■ WHAT IS NEEDED ■
From the entries provided below, copy each line that contains the word "sanitaire".

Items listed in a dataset
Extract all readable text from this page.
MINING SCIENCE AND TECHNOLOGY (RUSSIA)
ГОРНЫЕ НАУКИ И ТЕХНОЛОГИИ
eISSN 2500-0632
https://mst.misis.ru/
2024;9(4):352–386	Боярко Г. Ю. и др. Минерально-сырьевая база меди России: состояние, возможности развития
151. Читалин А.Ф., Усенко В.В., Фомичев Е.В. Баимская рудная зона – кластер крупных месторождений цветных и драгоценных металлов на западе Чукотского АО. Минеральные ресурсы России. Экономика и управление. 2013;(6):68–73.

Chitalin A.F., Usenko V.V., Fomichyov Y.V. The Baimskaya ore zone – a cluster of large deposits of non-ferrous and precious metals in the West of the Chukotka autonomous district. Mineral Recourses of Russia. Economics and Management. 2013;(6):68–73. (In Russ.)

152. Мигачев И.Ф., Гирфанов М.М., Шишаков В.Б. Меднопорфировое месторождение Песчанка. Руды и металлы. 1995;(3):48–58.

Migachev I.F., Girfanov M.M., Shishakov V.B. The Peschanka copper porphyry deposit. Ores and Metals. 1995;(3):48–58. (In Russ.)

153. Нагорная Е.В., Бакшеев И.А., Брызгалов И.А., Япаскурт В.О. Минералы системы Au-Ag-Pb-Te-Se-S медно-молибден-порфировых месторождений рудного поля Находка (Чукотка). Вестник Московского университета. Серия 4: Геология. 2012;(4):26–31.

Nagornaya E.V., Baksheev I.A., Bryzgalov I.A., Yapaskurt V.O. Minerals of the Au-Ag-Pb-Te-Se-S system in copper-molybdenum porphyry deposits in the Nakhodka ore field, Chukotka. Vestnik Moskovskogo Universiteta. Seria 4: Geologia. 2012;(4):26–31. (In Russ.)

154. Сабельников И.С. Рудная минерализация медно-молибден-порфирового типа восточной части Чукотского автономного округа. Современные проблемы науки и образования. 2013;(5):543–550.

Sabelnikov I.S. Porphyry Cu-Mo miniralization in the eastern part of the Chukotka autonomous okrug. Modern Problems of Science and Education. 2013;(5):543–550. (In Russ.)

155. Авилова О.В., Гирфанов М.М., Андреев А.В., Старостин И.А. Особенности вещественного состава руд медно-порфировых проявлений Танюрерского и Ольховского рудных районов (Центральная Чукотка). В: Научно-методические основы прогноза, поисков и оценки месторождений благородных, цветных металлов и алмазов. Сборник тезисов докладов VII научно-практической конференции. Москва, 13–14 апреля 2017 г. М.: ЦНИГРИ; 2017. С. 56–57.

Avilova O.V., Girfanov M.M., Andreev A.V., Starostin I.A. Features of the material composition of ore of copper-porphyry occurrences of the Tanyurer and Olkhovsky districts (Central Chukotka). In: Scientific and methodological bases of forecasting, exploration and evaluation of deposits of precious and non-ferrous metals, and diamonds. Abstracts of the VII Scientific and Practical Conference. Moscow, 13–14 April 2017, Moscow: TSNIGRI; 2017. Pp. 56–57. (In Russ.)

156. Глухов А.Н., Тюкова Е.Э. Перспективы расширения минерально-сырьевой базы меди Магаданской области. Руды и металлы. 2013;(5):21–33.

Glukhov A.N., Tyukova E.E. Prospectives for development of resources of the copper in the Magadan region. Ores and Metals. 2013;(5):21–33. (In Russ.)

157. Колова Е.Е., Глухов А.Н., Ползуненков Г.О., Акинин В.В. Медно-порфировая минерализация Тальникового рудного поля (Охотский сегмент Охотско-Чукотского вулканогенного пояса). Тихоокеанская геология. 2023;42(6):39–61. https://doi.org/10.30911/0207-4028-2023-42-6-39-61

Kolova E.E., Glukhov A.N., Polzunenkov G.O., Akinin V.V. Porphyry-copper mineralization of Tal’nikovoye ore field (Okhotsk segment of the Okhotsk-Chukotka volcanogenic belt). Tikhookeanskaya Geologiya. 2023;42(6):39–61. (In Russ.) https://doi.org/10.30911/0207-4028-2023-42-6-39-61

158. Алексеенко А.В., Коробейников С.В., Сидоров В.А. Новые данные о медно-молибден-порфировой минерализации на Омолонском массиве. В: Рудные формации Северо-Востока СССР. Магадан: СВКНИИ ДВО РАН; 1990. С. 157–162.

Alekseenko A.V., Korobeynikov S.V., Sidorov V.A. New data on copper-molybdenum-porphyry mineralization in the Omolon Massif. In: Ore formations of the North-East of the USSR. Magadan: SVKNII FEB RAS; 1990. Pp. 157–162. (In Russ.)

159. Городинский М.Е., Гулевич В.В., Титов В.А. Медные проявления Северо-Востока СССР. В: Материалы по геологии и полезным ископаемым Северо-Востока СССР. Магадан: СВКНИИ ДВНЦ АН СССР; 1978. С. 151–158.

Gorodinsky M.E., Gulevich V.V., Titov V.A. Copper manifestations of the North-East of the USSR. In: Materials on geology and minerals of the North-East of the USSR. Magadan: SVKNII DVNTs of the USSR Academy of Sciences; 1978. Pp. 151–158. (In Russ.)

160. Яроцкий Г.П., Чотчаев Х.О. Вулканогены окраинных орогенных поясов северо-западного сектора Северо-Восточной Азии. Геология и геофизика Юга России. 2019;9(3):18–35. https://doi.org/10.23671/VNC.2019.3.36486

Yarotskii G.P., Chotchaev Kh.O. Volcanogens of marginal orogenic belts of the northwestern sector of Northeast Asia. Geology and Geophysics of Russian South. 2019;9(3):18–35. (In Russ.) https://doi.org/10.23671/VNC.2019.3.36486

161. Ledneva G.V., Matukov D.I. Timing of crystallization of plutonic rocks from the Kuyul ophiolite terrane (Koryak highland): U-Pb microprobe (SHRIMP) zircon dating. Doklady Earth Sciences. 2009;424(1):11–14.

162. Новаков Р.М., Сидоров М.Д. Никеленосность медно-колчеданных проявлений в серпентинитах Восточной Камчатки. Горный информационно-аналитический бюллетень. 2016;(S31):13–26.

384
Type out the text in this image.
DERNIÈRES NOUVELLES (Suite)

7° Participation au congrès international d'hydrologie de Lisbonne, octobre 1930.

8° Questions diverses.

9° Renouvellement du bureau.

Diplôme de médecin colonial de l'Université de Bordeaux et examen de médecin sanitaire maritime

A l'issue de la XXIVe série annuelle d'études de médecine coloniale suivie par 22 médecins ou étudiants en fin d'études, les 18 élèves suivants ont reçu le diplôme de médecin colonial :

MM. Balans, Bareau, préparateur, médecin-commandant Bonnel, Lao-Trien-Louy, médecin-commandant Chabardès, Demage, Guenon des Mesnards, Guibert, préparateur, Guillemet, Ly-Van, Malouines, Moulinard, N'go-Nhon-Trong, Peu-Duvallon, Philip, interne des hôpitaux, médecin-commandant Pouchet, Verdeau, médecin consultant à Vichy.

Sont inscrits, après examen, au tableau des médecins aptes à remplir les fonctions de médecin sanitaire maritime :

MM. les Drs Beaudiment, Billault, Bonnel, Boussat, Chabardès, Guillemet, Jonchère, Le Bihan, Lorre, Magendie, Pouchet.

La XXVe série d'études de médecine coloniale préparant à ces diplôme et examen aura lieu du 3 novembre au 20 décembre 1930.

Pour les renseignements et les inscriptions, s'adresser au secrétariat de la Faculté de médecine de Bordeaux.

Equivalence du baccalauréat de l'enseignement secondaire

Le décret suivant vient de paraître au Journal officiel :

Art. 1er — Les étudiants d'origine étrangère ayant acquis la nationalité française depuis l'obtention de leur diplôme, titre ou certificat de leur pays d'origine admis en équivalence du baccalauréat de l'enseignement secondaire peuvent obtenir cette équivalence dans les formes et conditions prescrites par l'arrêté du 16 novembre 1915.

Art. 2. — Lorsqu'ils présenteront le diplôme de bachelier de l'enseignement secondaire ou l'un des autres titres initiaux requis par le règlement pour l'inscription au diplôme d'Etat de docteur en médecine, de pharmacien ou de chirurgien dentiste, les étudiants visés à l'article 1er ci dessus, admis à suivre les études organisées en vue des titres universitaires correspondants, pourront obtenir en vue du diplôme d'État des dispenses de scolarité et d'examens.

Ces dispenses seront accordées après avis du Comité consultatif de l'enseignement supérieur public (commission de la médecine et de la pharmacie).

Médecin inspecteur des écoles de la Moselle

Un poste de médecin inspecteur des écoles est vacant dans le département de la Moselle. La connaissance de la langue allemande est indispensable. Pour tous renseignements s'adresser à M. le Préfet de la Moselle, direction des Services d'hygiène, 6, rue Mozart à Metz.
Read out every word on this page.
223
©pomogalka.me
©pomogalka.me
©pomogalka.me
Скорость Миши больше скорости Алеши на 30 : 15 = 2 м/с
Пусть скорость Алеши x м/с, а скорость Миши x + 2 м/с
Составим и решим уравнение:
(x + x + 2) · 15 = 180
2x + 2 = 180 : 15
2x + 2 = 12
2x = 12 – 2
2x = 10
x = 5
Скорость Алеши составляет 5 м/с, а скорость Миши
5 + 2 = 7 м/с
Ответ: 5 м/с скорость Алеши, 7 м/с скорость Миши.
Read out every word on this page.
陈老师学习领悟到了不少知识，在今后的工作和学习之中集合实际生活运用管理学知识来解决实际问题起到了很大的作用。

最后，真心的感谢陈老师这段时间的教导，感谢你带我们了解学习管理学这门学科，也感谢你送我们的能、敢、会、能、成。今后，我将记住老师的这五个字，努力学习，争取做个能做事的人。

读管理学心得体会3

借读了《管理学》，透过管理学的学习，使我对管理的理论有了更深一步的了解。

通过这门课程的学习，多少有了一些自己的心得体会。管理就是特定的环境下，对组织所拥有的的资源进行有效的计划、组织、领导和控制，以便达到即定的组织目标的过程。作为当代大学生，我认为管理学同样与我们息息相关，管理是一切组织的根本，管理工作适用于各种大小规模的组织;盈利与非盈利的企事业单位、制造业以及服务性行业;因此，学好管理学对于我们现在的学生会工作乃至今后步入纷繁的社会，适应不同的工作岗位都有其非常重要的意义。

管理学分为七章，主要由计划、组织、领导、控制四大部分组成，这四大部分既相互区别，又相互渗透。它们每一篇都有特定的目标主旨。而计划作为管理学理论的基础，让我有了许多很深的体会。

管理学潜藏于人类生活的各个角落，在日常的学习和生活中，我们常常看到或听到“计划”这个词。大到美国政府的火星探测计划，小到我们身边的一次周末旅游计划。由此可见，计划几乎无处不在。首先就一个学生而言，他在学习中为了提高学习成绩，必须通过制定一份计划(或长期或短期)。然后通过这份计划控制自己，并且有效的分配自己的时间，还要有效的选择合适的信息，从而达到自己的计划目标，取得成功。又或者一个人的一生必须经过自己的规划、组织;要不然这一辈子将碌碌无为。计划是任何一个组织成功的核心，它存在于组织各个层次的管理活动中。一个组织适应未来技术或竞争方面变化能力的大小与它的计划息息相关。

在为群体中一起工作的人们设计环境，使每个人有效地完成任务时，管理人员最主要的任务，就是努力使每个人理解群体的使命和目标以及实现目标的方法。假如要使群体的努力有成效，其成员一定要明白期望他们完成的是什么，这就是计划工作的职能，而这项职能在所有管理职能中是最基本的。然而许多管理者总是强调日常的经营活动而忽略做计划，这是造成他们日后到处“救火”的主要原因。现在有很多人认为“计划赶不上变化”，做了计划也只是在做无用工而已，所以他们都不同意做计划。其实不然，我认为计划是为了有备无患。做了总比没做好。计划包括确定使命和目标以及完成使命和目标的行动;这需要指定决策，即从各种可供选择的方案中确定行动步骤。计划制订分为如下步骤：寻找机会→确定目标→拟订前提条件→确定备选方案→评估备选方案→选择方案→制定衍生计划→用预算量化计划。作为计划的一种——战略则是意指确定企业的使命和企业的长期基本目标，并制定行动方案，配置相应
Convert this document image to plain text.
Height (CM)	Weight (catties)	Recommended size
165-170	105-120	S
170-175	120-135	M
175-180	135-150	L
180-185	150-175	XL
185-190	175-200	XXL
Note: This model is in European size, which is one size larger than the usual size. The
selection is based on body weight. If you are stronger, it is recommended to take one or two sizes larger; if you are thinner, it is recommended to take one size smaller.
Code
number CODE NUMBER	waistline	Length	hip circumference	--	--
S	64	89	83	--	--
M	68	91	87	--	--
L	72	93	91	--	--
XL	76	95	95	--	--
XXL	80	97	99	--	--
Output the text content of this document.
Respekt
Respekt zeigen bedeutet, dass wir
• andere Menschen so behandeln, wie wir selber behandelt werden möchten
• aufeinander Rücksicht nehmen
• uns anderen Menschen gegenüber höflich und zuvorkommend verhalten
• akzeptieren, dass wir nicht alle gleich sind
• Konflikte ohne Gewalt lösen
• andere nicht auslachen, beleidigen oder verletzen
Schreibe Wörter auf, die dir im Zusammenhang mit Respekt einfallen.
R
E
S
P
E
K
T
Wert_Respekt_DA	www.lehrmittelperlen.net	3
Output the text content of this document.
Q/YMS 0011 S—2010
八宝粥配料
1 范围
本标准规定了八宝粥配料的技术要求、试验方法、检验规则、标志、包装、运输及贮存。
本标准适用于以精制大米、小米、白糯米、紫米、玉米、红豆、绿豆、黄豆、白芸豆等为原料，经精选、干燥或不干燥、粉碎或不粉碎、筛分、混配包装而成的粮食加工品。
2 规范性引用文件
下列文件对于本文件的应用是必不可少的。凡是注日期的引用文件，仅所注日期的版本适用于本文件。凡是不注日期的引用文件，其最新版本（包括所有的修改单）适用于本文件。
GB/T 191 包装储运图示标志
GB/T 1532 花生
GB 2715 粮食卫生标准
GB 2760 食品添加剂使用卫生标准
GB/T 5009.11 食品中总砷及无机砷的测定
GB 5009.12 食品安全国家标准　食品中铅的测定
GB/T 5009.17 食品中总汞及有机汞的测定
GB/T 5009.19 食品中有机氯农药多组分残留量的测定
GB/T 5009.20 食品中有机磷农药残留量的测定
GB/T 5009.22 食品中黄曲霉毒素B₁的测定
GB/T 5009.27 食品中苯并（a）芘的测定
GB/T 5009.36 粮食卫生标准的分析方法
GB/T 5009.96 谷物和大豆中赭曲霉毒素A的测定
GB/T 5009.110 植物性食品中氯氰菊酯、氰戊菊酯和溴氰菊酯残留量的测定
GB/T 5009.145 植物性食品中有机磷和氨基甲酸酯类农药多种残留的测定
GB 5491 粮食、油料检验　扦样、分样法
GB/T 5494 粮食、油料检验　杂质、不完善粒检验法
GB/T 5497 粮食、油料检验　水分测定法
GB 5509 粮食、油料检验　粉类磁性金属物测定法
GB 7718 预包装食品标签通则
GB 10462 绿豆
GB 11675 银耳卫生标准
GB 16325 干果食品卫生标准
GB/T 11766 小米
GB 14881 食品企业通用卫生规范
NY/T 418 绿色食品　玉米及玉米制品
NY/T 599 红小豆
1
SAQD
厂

■ ANSWER FOR THE TASK ■
Diplôme de médecin colonial de l'Université de Bordeaux et examen de médecin sanitaire maritime
Sont inscrits, après examen, au tableau des médecins aptes à remplir les fonctions de médecin sanitaire maritime :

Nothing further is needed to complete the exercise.